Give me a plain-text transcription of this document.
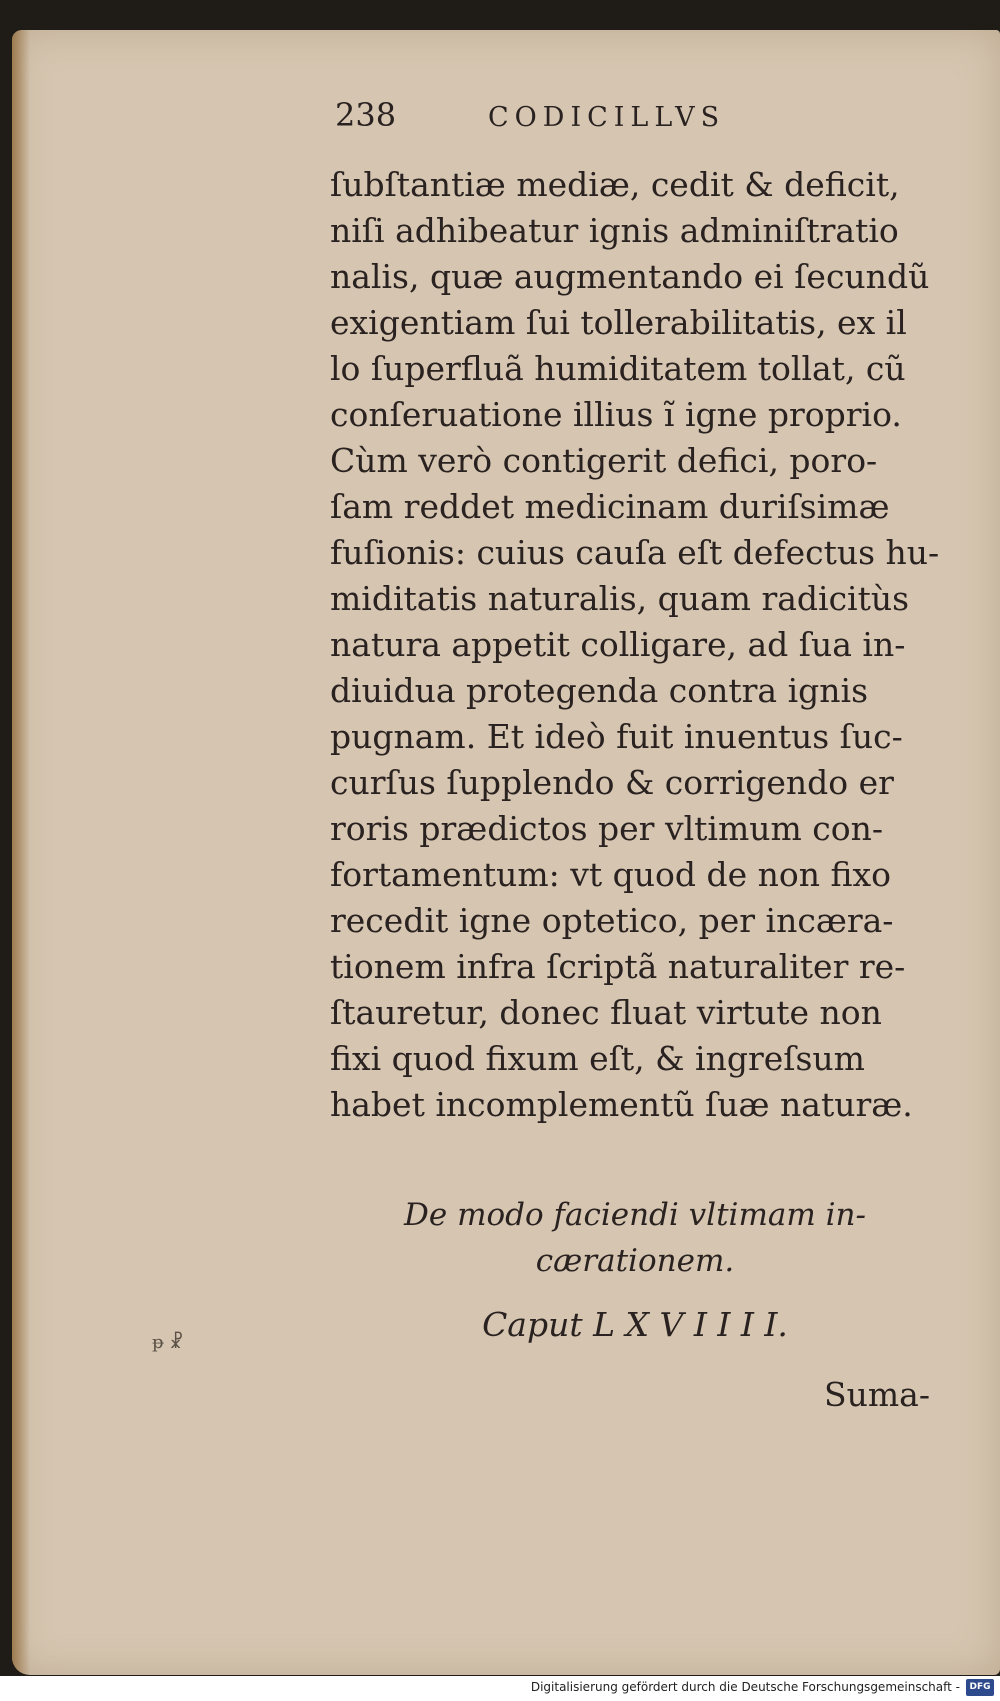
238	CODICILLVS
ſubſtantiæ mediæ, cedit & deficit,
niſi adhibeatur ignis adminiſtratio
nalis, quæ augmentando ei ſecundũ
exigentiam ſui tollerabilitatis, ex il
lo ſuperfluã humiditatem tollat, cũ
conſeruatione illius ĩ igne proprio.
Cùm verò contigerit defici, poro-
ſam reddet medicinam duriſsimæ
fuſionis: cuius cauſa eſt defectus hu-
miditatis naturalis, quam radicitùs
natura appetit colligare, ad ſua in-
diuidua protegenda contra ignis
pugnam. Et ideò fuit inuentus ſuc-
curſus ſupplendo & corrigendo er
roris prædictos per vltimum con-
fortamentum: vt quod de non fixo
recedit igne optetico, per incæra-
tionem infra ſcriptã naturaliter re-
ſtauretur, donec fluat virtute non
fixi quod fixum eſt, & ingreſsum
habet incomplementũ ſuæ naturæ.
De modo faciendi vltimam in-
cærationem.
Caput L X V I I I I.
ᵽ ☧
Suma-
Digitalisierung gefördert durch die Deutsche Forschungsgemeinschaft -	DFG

_EXERCISE INSTRUCTIONS_:
Write out every line from the entries where "ignis" appears.

_CORRECT ANSWER_:
niſi adhibeatur ignis adminiſtratio
diuidua protegenda contra ignis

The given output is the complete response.